• **What is being asked**:
Would you transcribe the whole listing exactly, minus its pictures?

• **Input material**:

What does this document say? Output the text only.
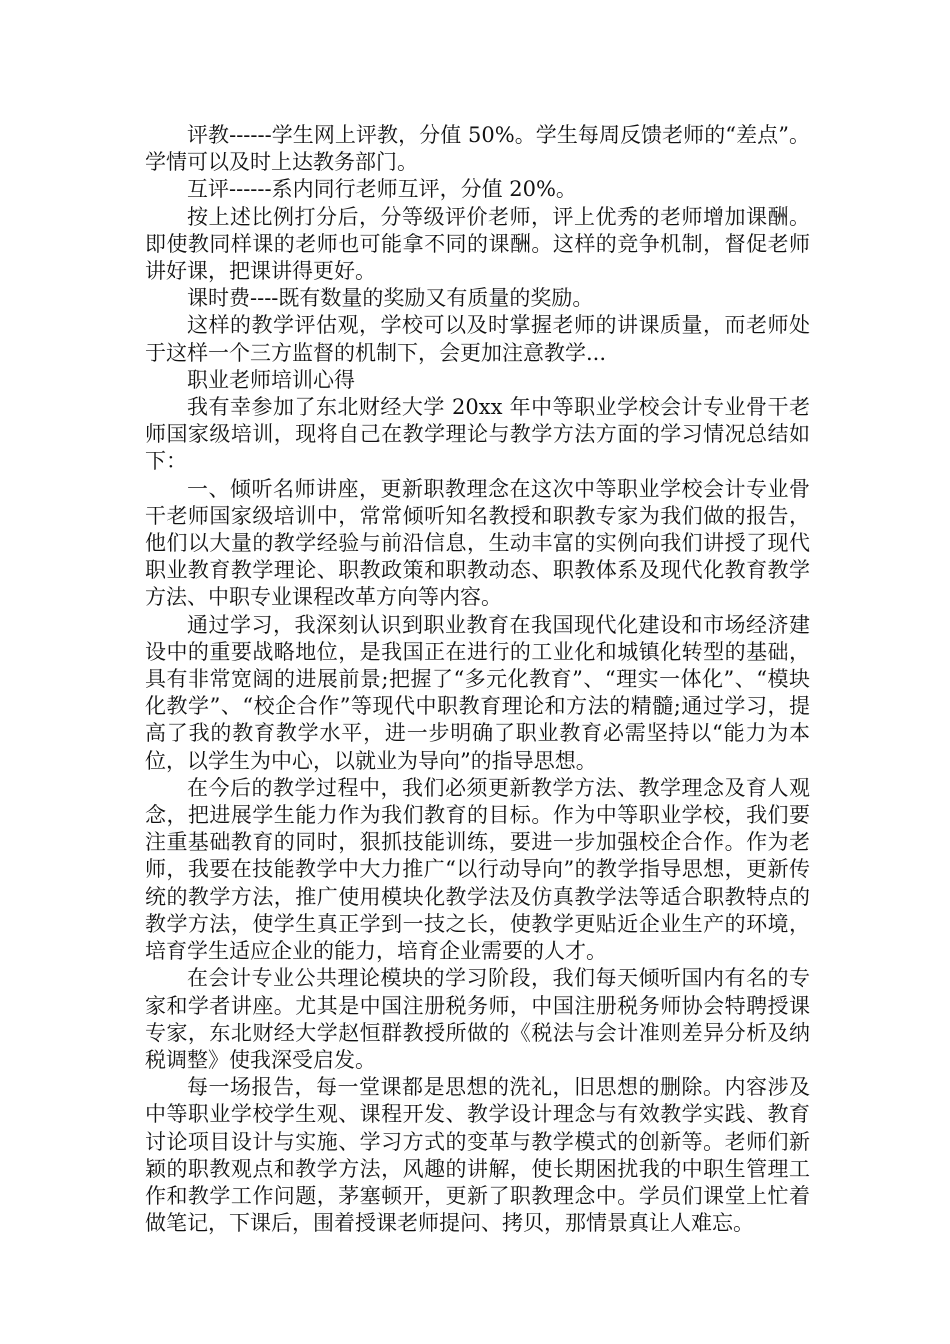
评教------学生网上评教，分值 50%。学生每周反馈老师的“差点”。学情可以及时上达教务部门。

互评------系内同行老师互评，分值 20%。

按上述比例打分后，分等级评价老师，评上优秀的老师增加课酬。即使教同样课的老师也可能拿不同的课酬。这样的竞争机制，督促老师讲好课，把课讲得更好。

课时费----既有数量的奖励又有质量的奖励。

这样的教学评估观，学校可以及时掌握老师的讲课质量，而老师处于这样一个三方监督的机制下，会更加注意教学...

职业老师培训心得

我有幸参加了东北财经大学 20xx 年中等职业学校会计专业骨干老师国家级培训，现将自己在教学理论与教学方法方面的学习情况总结如下：

一、倾听名师讲座，更新职教理念在这次中等职业学校会计专业骨干老师国家级培训中，常常倾听知名教授和职教专家为我们做的报告，他们以大量的教学经验与前沿信息，生动丰富的实例向我们讲授了现代职业教育教学理论、职教政策和职教动态、职教体系及现代化教育教学方法、中职专业课程改革方向等内容。

通过学习，我深刻认识到职业教育在我国现代化建设和市场经济建设中的重要战略地位，是我国正在进行的工业化和城镇化转型的基础，具有非常宽阔的进展前景;把握了“多元化教育”、“理实一体化”、“模块化教学”、“校企合作”等现代中职教育理论和方法的精髓;通过学习，提高了我的教育教学水平，进一步明确了职业教育必需坚持以“能力为本位，以学生为中心，以就业为导向”的指导思想。

在今后的教学过程中，我们必须更新教学方法、教学理念及育人观念，把进展学生能力作为我们教育的目标。作为中等职业学校，我们要注重基础教育的同时，狠抓技能训练，要进一步加强校企合作。作为老师，我要在技能教学中大力推广“以行动导向”的教学指导思想，更新传统的教学方法，推广使用模块化教学法及仿真教学法等适合职教特点的教学方法，使学生真正学到一技之长，使教学更贴近企业生产的环境，培育学生适应企业的能力，培育企业需要的人才。

在会计专业公共理论模块的学习阶段，我们每天倾听国内有名的专家和学者讲座。尤其是中国注册税务师，中国注册税务师协会特聘授课专家，东北财经大学赵恒群教授所做的《税法与会计准则差异分析及纳税调整》使我深受启发。

每一场报告，每一堂课都是思想的洗礼，旧思想的删除。内容涉及中等职业学校学生观、课程开发、教学设计理念与有效教学实践、教育讨论项目设计与实施、学习方式的变革与教学模式的创新等。老师们新颖的职教观点和教学方法，风趣的讲解，使长期困扰我的中职生管理工作和教学工作问题，茅塞顿开，更新了职教理念中。学员们课堂上忙着做笔记，下课后，围着授课老师提问、拷贝，那情景真让人难忘。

• **Answer for this exercise**:
What does this document say? Output the text only.
评教------学生网上评教，分值 50%。学生每周反馈老师的“差点”。学情可以及时上达教务部门。

互评------系内同行老师互评，分值 20%。

按上述比例打分后，分等级评价老师，评上优秀的老师增加课酬。即使教同样课的老师也可能拿不同的课酬。这样的竞争机制，督促老师讲好课，把课讲得更好。

课时费----既有数量的奖励又有质量的奖励。

这样的教学评估观，学校可以及时掌握老师的讲课质量，而老师处于这样一个三方监督的机制下，会更加注意教学...

职业老师培训心得

我有幸参加了东北财经大学 20xx 年中等职业学校会计专业骨干老师国家级培训，现将自己在教学理论与教学方法方面的学习情况总结如下：

一、倾听名师讲座，更新职教理念在这次中等职业学校会计专业骨干老师国家级培训中，常常倾听知名教授和职教专家为我们做的报告，他们以大量的教学经验与前沿信息，生动丰富的实例向我们讲授了现代职业教育教学理论、职教政策和职教动态、职教体系及现代化教育教学方法、中职专业课程改革方向等内容。

通过学习，我深刻认识到职业教育在我国现代化建设和市场经济建设中的重要战略地位，是我国正在进行的工业化和城镇化转型的基础，具有非常宽阔的进展前景;把握了“多元化教育”、“理实一体化”、“模块化教学”、“校企合作”等现代中职教育理论和方法的精髓;通过学习，提高了我的教育教学水平，进一步明确了职业教育必需坚持以“能力为本位，以学生为中心，以就业为导向”的指导思想。

在今后的教学过程中，我们必须更新教学方法、教学理念及育人观念，把进展学生能力作为我们教育的目标。作为中等职业学校，我们要注重基础教育的同时，狠抓技能训练，要进一步加强校企合作。作为老师，我要在技能教学中大力推广“以行动导向”的教学指导思想，更新传统的教学方法，推广使用模块化教学法及仿真教学法等适合职教特点的教学方法，使学生真正学到一技之长，使教学更贴近企业生产的环境，培育学生适应企业的能力，培育企业需要的人才。

在会计专业公共理论模块的学习阶段，我们每天倾听国内有名的专家和学者讲座。尤其是中国注册税务师，中国注册税务师协会特聘授课专家，东北财经大学赵恒群教授所做的《税法与会计准则差异分析及纳税调整》使我深受启发。

每一场报告，每一堂课都是思想的洗礼，旧思想的删除。内容涉及中等职业学校学生观、课程开发、教学设计理念与有效教学实践、教育讨论项目设计与实施、学习方式的变革与教学模式的创新等。老师们新颖的职教观点和教学方法，风趣的讲解，使长期困扰我的中职生管理工作和教学工作问题，茅塞顿开，更新了职教理念中。学员们课堂上忙着做笔记，下课后，围着授课老师提问、拷贝，那情景真让人难忘。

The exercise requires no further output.